## DATASET EXTRACT:
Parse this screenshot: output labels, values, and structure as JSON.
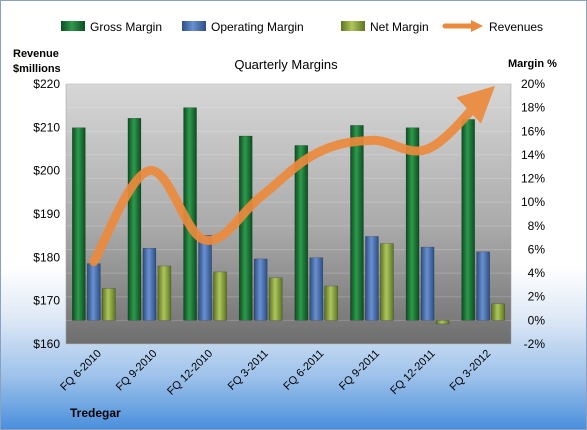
{
  "chart_data": {
    "type": "bar",
    "title": "Quarterly Margins",
    "company": "Tredegar",
    "left_axis": {
      "label_line1": "Revenue",
      "label_line2": "$millions",
      "range": [
        160,
        220
      ],
      "step": 10,
      "ticks": [
        "$160",
        "$170",
        "$180",
        "$190",
        "$200",
        "$210",
        "$220"
      ]
    },
    "right_axis": {
      "label": "Margin %",
      "range": [
        -2,
        20
      ],
      "step": 2,
      "ticks": [
        "-2%",
        "0%",
        "2%",
        "4%",
        "6%",
        "8%",
        "10%",
        "12%",
        "14%",
        "16%",
        "18%",
        "20%"
      ]
    },
    "categories": [
      "FQ 6-2010",
      "FQ 9-2010",
      "FQ 12-2010",
      "FQ 3-2011",
      "FQ 6-2011",
      "FQ 9-2011",
      "FQ 12-2011",
      "FQ 3-2012"
    ],
    "series": [
      {
        "name": "Gross Margin",
        "kind": "bar",
        "axis": "right",
        "color": "#1e7a3a",
        "values": [
          16.3,
          17.1,
          18.0,
          15.6,
          14.8,
          16.5,
          16.3,
          17.0
        ]
      },
      {
        "name": "Operating Margin",
        "kind": "bar",
        "axis": "right",
        "color": "#4a73b3",
        "values": [
          4.8,
          6.1,
          7.2,
          5.2,
          5.3,
          7.1,
          6.2,
          5.8
        ]
      },
      {
        "name": "Net Margin",
        "kind": "bar",
        "axis": "right",
        "color": "#8da83c",
        "values": [
          2.7,
          4.6,
          4.1,
          3.6,
          2.9,
          6.5,
          -0.3,
          1.4
        ]
      },
      {
        "name": "Revenues",
        "kind": "line",
        "axis": "left",
        "color": "#ec8a3c",
        "values": [
          179,
          200,
          184,
          194,
          204,
          207,
          205,
          217
        ]
      }
    ],
    "legend_position": "top",
    "grid": true
  }
}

## TASK PROMPT:
Make a word-for-word copy of the entries, without any pictures.

## ANSWER TO THE TASK:
Parse this screenshot: output labels, values, and structure as JSON.
{
  "chart_data": {
    "type": "bar",
    "title": "Quarterly Margins",
    "company": "Tredegar",
    "left_axis": {
      "label_line1": "Revenue",
      "label_line2": "$millions",
      "range": [
        160,
        220
      ],
      "step": 10,
      "ticks": [
        "$160",
        "$170",
        "$180",
        "$190",
        "$200",
        "$210",
        "$220"
      ]
    },
    "right_axis": {
      "label": "Margin %",
      "range": [
        -2,
        20
      ],
      "step": 2,
      "ticks": [
        "-2%",
        "0%",
        "2%",
        "4%",
        "6%",
        "8%",
        "10%",
        "12%",
        "14%",
        "16%",
        "18%",
        "20%"
      ]
    },
    "categories": [
      "FQ 6-2010",
      "FQ 9-2010",
      "FQ 12-2010",
      "FQ 3-2011",
      "FQ 6-2011",
      "FQ 9-2011",
      "FQ 12-2011",
      "FQ 3-2012"
    ],
    "series": [
      {
        "name": "Gross Margin",
        "kind": "bar",
        "axis": "right",
        "color": "#1e7a3a",
        "values": [
          16.3,
          17.1,
          18.0,
          15.6,
          14.8,
          16.5,
          16.3,
          17.0
        ]
      },
      {
        "name": "Operating Margin",
        "kind": "bar",
        "axis": "right",
        "color": "#4a73b3",
        "values": [
          4.8,
          6.1,
          7.2,
          5.2,
          5.3,
          7.1,
          6.2,
          5.8
        ]
      },
      {
        "name": "Net Margin",
        "kind": "bar",
        "axis": "right",
        "color": "#8da83c",
        "values": [
          2.7,
          4.6,
          4.1,
          3.6,
          2.9,
          6.5,
          -0.3,
          1.4
        ]
      },
      {
        "name": "Revenues",
        "kind": "line",
        "axis": "left",
        "color": "#ec8a3c",
        "values": [
          179,
          200,
          184,
          194,
          204,
          207,
          205,
          217
        ]
      }
    ],
    "legend_position": "top",
    "grid": true
  }
}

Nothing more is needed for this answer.